### Description of the task
Transcribe the entries that follow, word for word.

### Extracted information
========================================

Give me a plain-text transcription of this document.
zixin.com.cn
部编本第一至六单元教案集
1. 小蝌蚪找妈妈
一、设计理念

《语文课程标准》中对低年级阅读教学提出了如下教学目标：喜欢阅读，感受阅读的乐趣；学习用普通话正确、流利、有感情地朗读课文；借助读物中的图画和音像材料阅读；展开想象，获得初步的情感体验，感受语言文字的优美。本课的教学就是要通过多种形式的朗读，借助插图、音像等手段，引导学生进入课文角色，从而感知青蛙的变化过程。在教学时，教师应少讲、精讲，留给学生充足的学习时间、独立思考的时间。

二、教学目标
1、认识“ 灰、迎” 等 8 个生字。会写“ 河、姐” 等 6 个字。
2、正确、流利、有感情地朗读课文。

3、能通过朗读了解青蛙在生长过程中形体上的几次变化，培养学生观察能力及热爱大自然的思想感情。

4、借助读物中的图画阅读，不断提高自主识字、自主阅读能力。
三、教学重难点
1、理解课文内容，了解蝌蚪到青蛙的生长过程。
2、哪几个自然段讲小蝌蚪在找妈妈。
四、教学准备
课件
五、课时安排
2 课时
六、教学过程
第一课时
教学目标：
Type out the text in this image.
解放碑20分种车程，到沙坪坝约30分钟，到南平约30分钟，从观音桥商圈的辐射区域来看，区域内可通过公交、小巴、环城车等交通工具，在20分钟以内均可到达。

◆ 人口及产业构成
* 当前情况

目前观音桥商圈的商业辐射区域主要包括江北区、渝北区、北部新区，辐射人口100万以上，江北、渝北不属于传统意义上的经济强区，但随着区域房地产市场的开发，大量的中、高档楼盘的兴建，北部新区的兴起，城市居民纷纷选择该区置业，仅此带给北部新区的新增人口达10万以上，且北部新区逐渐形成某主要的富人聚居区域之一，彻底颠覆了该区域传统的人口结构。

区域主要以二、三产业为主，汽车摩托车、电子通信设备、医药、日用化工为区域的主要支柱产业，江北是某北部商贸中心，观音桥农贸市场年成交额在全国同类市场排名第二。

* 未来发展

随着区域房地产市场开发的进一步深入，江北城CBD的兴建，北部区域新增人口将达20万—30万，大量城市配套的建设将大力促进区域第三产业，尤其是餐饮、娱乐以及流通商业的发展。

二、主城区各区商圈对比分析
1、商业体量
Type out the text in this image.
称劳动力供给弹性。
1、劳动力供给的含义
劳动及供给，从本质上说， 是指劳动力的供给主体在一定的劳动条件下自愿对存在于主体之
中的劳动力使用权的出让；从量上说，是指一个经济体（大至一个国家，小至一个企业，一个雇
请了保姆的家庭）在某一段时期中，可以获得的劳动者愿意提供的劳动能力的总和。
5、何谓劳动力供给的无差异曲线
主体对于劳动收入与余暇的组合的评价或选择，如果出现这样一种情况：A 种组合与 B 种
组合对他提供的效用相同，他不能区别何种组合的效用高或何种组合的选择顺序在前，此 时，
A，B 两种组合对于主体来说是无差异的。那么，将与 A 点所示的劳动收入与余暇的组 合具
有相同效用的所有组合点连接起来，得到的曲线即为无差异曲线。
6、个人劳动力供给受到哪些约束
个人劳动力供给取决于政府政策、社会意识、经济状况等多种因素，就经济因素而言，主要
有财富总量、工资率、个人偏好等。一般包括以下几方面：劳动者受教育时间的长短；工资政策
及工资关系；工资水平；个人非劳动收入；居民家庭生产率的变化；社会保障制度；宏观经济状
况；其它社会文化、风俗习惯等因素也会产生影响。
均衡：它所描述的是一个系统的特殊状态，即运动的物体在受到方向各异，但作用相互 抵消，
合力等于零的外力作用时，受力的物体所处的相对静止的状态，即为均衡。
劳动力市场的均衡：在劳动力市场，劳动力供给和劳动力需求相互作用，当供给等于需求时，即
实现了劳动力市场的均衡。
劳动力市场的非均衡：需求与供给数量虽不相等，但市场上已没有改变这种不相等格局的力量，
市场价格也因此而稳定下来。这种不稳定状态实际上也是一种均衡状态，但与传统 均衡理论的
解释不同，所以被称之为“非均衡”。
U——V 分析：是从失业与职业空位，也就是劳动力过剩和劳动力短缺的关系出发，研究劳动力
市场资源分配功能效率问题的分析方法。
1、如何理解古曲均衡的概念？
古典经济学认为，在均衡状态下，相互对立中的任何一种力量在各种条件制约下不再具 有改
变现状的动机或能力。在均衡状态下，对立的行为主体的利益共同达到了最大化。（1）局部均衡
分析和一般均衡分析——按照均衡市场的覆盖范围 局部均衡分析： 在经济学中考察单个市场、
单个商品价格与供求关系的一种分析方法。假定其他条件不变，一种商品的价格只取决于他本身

========================================

### Answer to the problem
Give me a plain-text transcription of this document.
zixin.com.cn
部编本第一至六单元教案集
1. 小蝌蚪找妈妈
一、设计理念

《语文课程标准》中对低年级阅读教学提出了如下教学目标：喜欢阅读，感受阅读的乐趣；学习用普通话正确、流利、有感情地朗读课文；借助读物中的图画和音像材料阅读；展开想象，获得初步的情感体验，感受语言文字的优美。本课的教学就是要通过多种形式的朗读，借助插图、音像等手段，引导学生进入课文角色，从而感知青蛙的变化过程。在教学时，教师应少讲、精讲，留给学生充足的学习时间、独立思考的时间。

二、教学目标
1、认识“ 灰、迎” 等 8 个生字。会写“ 河、姐” 等 6 个字。
2、正确、流利、有感情地朗读课文。

3、能通过朗读了解青蛙在生长过程中形体上的几次变化，培养学生观察能力及热爱大自然的思想感情。

4、借助读物中的图画阅读，不断提高自主识字、自主阅读能力。
三、教学重难点
1、理解课文内容，了解蝌蚪到青蛙的生长过程。
2、哪几个自然段讲小蝌蚪在找妈妈。
四、教学准备
课件
五、课时安排
2 课时
六、教学过程
第一课时
教学目标：
Type out the text in this image.
解放碑20分种车程，到沙坪坝约30分钟，到南平约30分钟，从观音桥商圈的辐射区域来看，区域内可通过公交、小巴、环城车等交通工具，在20分钟以内均可到达。

◆ 人口及产业构成
* 当前情况

目前观音桥商圈的商业辐射区域主要包括江北区、渝北区、北部新区，辐射人口100万以上，江北、渝北不属于传统意义上的经济强区，但随着区域房地产市场的开发，大量的中、高档楼盘的兴建，北部新区的兴起，城市居民纷纷选择该区置业，仅此带给北部新区的新增人口达10万以上，且北部新区逐渐形成某主要的富人聚居区域之一，彻底颠覆了该区域传统的人口结构。

区域主要以二、三产业为主，汽车摩托车、电子通信设备、医药、日用化工为区域的主要支柱产业，江北是某北部商贸中心，观音桥农贸市场年成交额在全国同类市场排名第二。

* 未来发展

随着区域房地产市场开发的进一步深入，江北城CBD的兴建，北部区域新增人口将达20万—30万，大量城市配套的建设将大力促进区域第三产业，尤其是餐饮、娱乐以及流通商业的发展。

二、主城区各区商圈对比分析
1、商业体量
Type out the text in this image.
称劳动力供给弹性。
1、劳动力供给的含义
劳动及供给，从本质上说， 是指劳动力的供给主体在一定的劳动条件下自愿对存在于主体之
中的劳动力使用权的出让；从量上说，是指一个经济体（大至一个国家，小至一个企业，一个雇
请了保姆的家庭）在某一段时期中，可以获得的劳动者愿意提供的劳动能力的总和。
5、何谓劳动力供给的无差异曲线
主体对于劳动收入与余暇的组合的评价或选择，如果出现这样一种情况：A 种组合与 B 种
组合对他提供的效用相同，他不能区别何种组合的效用高或何种组合的选择顺序在前，此 时，
A，B 两种组合对于主体来说是无差异的。那么，将与 A 点所示的劳动收入与余暇的组 合具
有相同效用的所有组合点连接起来，得到的曲线即为无差异曲线。
6、个人劳动力供给受到哪些约束
个人劳动力供给取决于政府政策、社会意识、经济状况等多种因素，就经济因素而言，主要
有财富总量、工资率、个人偏好等。一般包括以下几方面：劳动者受教育时间的长短；工资政策
及工资关系；工资水平；个人非劳动收入；居民家庭生产率的变化；社会保障制度；宏观经济状
况；其它社会文化、风俗习惯等因素也会产生影响。
均衡：它所描述的是一个系统的特殊状态，即运动的物体在受到方向各异，但作用相互 抵消，
合力等于零的外力作用时，受力的物体所处的相对静止的状态，即为均衡。
劳动力市场的均衡：在劳动力市场，劳动力供给和劳动力需求相互作用，当供给等于需求时，即
实现了劳动力市场的均衡。
劳动力市场的非均衡：需求与供给数量虽不相等，但市场上已没有改变这种不相等格局的力量，
市场价格也因此而稳定下来。这种不稳定状态实际上也是一种均衡状态，但与传统 均衡理论的
解释不同，所以被称之为“非均衡”。
U——V 分析：是从失业与职业空位，也就是劳动力过剩和劳动力短缺的关系出发，研究劳动力
市场资源分配功能效率问题的分析方法。
1、如何理解古曲均衡的概念？
古典经济学认为，在均衡状态下，相互对立中的任何一种力量在各种条件制约下不再具 有改
变现状的动机或能力。在均衡状态下，对立的行为主体的利益共同达到了最大化。（1）局部均衡
分析和一般均衡分析——按照均衡市场的覆盖范围 局部均衡分析： 在经济学中考察单个市场、
单个商品价格与供求关系的一种分析方法。假定其他条件不变，一种商品的价格只取决于他本身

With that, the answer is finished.